▶ **Exercise objective**: Rewrite the items from their start through the line containing "The multi-position switch circuit 10 is", changing "vehicle" to "automobile" and leaving everything else unchanged.

===== Recorded information

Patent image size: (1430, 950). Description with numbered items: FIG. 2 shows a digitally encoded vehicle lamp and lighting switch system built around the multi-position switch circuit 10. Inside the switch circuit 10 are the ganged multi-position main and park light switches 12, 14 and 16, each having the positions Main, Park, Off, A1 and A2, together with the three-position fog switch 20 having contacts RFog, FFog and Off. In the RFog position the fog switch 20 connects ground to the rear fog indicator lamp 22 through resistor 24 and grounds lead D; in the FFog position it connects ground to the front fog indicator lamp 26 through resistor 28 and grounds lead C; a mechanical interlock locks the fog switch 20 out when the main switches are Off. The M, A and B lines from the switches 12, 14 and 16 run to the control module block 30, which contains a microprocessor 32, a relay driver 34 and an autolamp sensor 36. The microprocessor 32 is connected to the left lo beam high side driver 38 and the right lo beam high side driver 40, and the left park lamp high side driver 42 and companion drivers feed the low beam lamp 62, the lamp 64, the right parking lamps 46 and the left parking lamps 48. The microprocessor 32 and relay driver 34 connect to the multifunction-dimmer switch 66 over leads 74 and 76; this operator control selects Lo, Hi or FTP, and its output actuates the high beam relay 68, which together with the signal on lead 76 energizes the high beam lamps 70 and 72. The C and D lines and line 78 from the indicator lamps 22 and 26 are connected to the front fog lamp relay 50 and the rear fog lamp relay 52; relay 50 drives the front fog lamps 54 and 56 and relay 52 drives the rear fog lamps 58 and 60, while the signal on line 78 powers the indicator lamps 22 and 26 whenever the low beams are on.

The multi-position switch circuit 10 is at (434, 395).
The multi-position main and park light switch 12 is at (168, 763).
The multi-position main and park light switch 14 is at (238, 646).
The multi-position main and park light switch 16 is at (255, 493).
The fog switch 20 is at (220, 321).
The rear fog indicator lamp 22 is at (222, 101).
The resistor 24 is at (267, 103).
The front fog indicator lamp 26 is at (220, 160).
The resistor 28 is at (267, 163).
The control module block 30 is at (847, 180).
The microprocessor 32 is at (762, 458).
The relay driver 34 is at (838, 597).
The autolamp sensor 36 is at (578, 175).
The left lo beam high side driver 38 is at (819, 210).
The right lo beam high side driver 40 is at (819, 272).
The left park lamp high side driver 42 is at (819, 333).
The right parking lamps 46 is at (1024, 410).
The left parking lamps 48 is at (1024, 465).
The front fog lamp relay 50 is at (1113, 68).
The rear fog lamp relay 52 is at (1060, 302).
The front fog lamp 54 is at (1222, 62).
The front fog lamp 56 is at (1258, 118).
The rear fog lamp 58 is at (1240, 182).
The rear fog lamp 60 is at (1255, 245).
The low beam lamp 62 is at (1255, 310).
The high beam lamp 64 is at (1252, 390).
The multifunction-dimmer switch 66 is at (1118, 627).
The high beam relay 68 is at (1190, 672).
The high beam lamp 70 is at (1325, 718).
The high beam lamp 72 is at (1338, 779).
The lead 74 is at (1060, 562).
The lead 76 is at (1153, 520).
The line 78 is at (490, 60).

==========

▶ **Result**:
Patent image size: (1430, 950). Description with numbered items: FIG. 2 shows a digitally encoded automobile lamp and lighting switch system built around the multi-position switch circuit 10. Inside the switch circuit 10 are the ganged multi-position main and park light switches 12, 14 and 16, each having the positions Main, Park, Off, A1 and A2, together with the three-position fog switch 20 having contacts RFog, FFog and Off. In the RFog position the fog switch 20 connects ground to the rear fog indicator lamp 22 through resistor 24 and grounds lead D; in the FFog position it connects ground to the front fog indicator lamp 26 through resistor 28 and grounds lead C; a mechanical interlock locks the fog switch 20 out when the main switches are Off. The M, A and B lines from the switches 12, 14 and 16 run to the control module block 30, which contains a microprocessor 32, a relay driver 34 and an autolamp sensor 36. The microprocessor 32 is connected to the left lo beam high side driver 38 and the right lo beam high side driver 40, and the left park lamp high side driver 42 and companion drivers feed the low beam lamp 62, the lamp 64, the right parking lamps 46 and the left parking lamps 48. The microprocessor 32 and relay driver 34 connect to the multifunction-dimmer switch 66 over leads 74 and 76; this operator control selects Lo, Hi or FTP, and its output actuates the high beam relay 68, which together with the signal on lead 76 energizes the high beam lamps 70 and 72. The C and D lines and line 78 from the indicator lamps 22 and 26 are connected to the front fog lamp relay 50 and the rear fog lamp relay 52; relay 50 drives the front fog lamps 54 and 56 and relay 52 drives the rear fog lamps 58 and 60, while the signal on line 78 powers the indicator lamps 22 and 26 whenever the low beams are on.

The multi-position switch circuit 10 is at (434, 395).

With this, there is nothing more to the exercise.